Omit the pictures and extract only the lines from the line containing "Extract all readable text from this page." to the end of the material, each exactly as written.

• • • • •

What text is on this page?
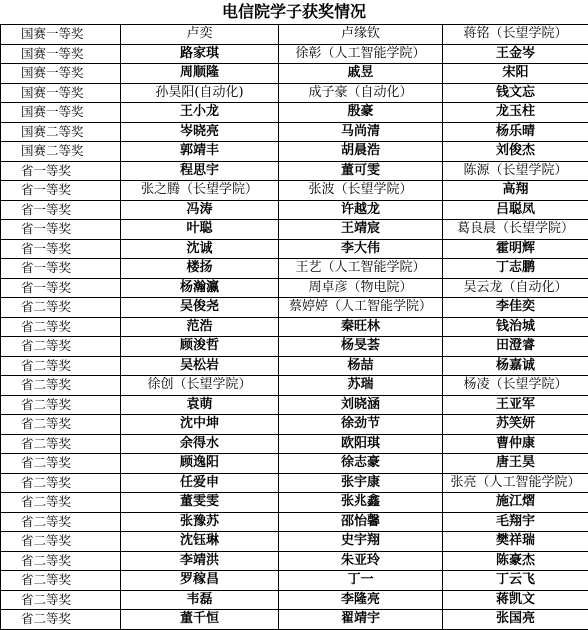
电信院学子获奖情况
国赛一等奖	卢奕	卢缘钦	蒋铭（长望学院）
国赛一等奖	路家琪	徐彰（人工智能学院）	王金岑
国赛一等奖	周顺隆	戚昱	宋阳
国赛一等奖	孙昊阳(自动化)	成子豪（自动化）	钱文忘
国赛一等奖	王小龙	殷豪	龙玉柱
国赛二等奖	岑晓亮	马尚清	杨乐晴
国赛二等奖	郭靖丰	胡晨浩	刘俊杰
省一等奖	程思宇	董可雯	陈源（长望学院）
省一等奖	张之腾（长望学院）	张波（长望学院）	高翔
省一等奖	冯涛	许越龙	吕聪凤
省一等奖	叶聪	王靖宸	葛良晨（长望学院）
省一等奖	沈诚	李大伟	霍明辉
省一等奖	楼扬	王艺（人工智能学院）	丁志鹏
省一等奖	杨瀚瀛	周卓彦（物电院）	吴云龙（自动化）
省二等奖	吴俊尧	蔡婷婷（人工智能学院）	李佳奕
省二等奖	范浩	秦旺林	钱治城
省二等奖	顾浚哲	杨旻荟	田澄睿
省二等奖	吴松岩	杨喆	杨嘉诚
省二等奖	徐创（长望学院）	苏瑞	杨凌（长望学院）
省二等奖	袁萌	刘晓涵	王亚军
省二等奖	沈中坤	徐劲节	苏笑妍
省二等奖	余得水	欧阳琪	曹仲康
省二等奖	顾逸阳	徐志豪	唐王昊
省二等奖	任爱申	张宇康	张亮（人工智能学院）
省二等奖	董雯雯	张兆鑫	施江熠
省二等奖	张豫苏	邵怡馨	毛翔宇
省二等奖	沈钰琳	史宇翔	樊祥瑞
省二等奖	李靖洪	朱亚玲	陈豪杰
省二等奖	罗稼昌	丁一	丁云飞
省二等奖	韦磊	李隆亮	蒋凯文
省二等奖	董千恒	翟靖宇	张国亮
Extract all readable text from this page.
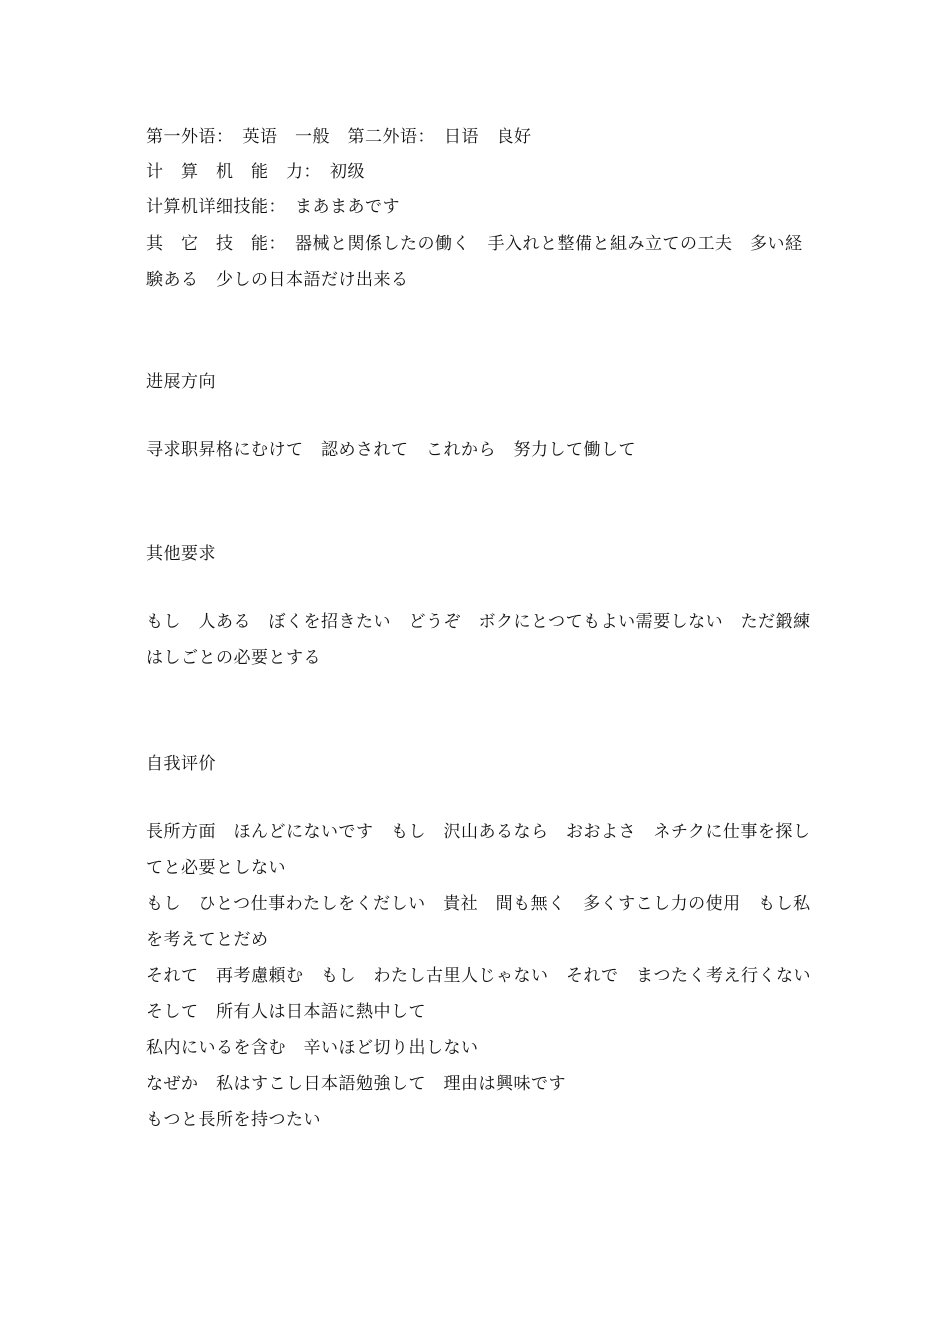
第一外语：　英语　一般　第二外语：　日语　良好
计　算　机　能　力：　初级
计算机详细技能：　まあまあです
其　它　技　能：　器械と関係したの働く　手入れと整備と組み立ての工夫　多い経験ある　少しの日本語だけ出来る
进展方向
寻求职昇格にむけて　認めされて　これから　努力して働して
其他要求
もし　人ある　ぼくを招きたい　どうぞ　ボクにとつてもよい需要しない　ただ鍛練はしごとの必要とする
自我评价
長所方面　ほんどにないです　もし　沢山あるなら　おおよさ　ネチクに仕事を探してと必要としない
もし　ひとつ仕事わたしをくだしい　貴社　間も無く　多くすこし力の使用　もし私を考えてとだめ
それて　再考慮頼む　もし　わたし古里人じゃない　それで　まつたく考え行くない　そして　所有人は日本語に熱中して
私内にいるを含む　辛いほど切り出しない
なぜか　私はすこし日本語勉強して　理由は興味です
もつと長所を持つたい
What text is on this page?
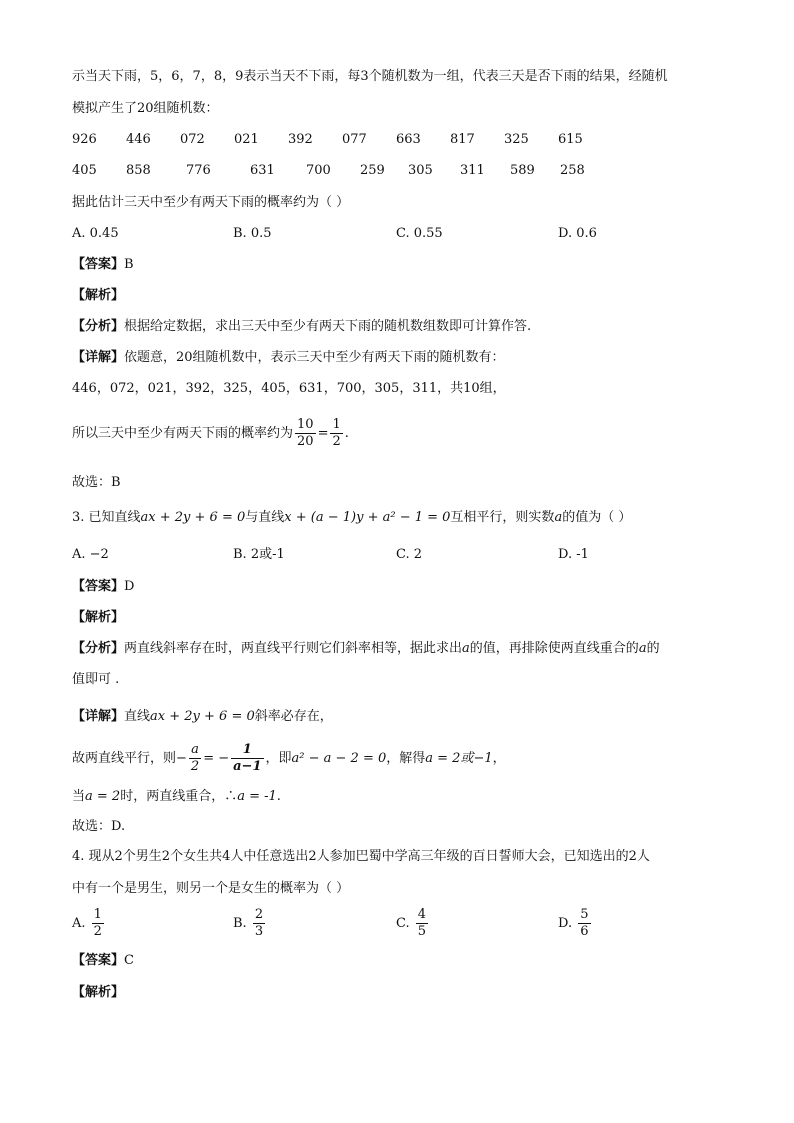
示当天下雨，5，6，7，8，9表示当天不下雨，每3个随机数为一组，代表三天是否下雨的结果，经随机
模拟产生了20组随机数：
926 446 072 021 392 077 663 817 325 615
405 858	776	631 700 259 305 311 589 258
据此估计三天中至少有两天下雨的概率约为（ ）
A. 0.45	B. 0.5	C. 0.55	D. 0.6
【答案】B
【解析】
【分析】根据给定数据，求出三天中至少有两天下雨的随机数组数即可计算作答.
【详解】依题意，20组随机数中，表示三天中至少有两天下雨的随机数有：
446，072，021，392，325，405，631，700，305，311，共10组，
所以三天中至少有两天下雨的概率约为 $\frac{10}{20} = \frac{1}{2}$ .
故选：B
3. 已知直线ax + 2y + 6 = 0与直线x + (a − 1)y + a² − 1 = 0互相平行，则实数a的值为（ ）
A. −2	B. 2或-1	C. 2	D. -1
【答案】D
【解析】
【分析】两直线斜率存在时，两直线平行则它们斜率相等，据此求出a的值，再排除使两直线重合的a的
值即可 .
【详解】直线ax + 2y + 6 = 0斜率必存在，
故两直线平行，则− $\frac{a}{2}$ = − $\frac{1}{a-1}$ ，即a² − a − 2 = 0，解得a = 2或−1，
当a = 2时，两直线重合，∴a = -1.
故选：D.
4. 现从2个男生2个女生共4人中任意选出2人参加巴蜀中学高三年级的百日誓师大会，已知选出的2人
中有一个是男生，则另一个是女生的概率为（ ）
A. $\frac{1}{2}$	B. $\frac{2}{3}$	C. $\frac{4}{5}$	D. $\frac{5}{6}$
【答案】C
【解析】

• • • • •

The completed task:
Extract all readable text from this page.
第一外语：　英语　一般　第二外语：　日语　良好
计　算　机　能　力：　初级
计算机详细技能：　まあまあです
其　它　技　能：　器械と関係したの働く　手入れと整備と組み立ての工夫　多い経験ある　少しの日本語だけ出来る
进展方向
寻求职昇格にむけて　認めされて　これから　努力して働して
其他要求
もし　人ある　ぼくを招きたい　どうぞ　ボクにとつてもよい需要しない　ただ鍛練はしごとの必要とする
自我评价
長所方面　ほんどにないです　もし　沢山あるなら　おおよさ　ネチクに仕事を探してと必要としない
もし　ひとつ仕事わたしをくだしい　貴社　間も無く　多くすこし力の使用　もし私を考えてとだめ
それて　再考慮頼む　もし　わたし古里人じゃない　それで　まつたく考え行くない　そして　所有人は日本語に熱中して
私内にいるを含む　辛いほど切り出しない
なぜか　私はすこし日本語勉強して　理由は興味です
もつと長所を持つたい
What text is on this page?
示当天下雨，5，6，7，8，9表示当天不下雨，每3个随机数为一组，代表三天是否下雨的结果，经随机
模拟产生了20组随机数：
926 446 072 021 392 077 663 817 325 615
405 858	776	631 700 259 305 311 589 258
据此估计三天中至少有两天下雨的概率约为（ ）
A. 0.45	B. 0.5	C. 0.55	D. 0.6
【答案】B
【解析】
【分析】根据给定数据，求出三天中至少有两天下雨的随机数组数即可计算作答.
【详解】依题意，20组随机数中，表示三天中至少有两天下雨的随机数有：
446，072，021，392，325，405，631，700，305，311，共10组，
所以三天中至少有两天下雨的概率约为 $\frac{10}{20} = \frac{1}{2}$ .
故选：B
3. 已知直线ax + 2y + 6 = 0与直线x + (a − 1)y + a² − 1 = 0互相平行，则实数a的值为（ ）
A. −2	B. 2或-1	C. 2	D. -1
【答案】D
【解析】
【分析】两直线斜率存在时，两直线平行则它们斜率相等，据此求出a的值，再排除使两直线重合的a的
值即可 .
【详解】直线ax + 2y + 6 = 0斜率必存在，
故两直线平行，则− $\frac{a}{2}$ = − $\frac{1}{a-1}$ ，即a² − a − 2 = 0，解得a = 2或−1，
当a = 2时，两直线重合，∴a = -1.
故选：D.
4. 现从2个男生2个女生共4人中任意选出2人参加巴蜀中学高三年级的百日誓师大会，已知选出的2人
中有一个是男生，则另一个是女生的概率为（ ）
A. $\frac{1}{2}$	B. $\frac{2}{3}$	C. $\frac{4}{5}$	D. $\frac{5}{6}$
【答案】C
【解析】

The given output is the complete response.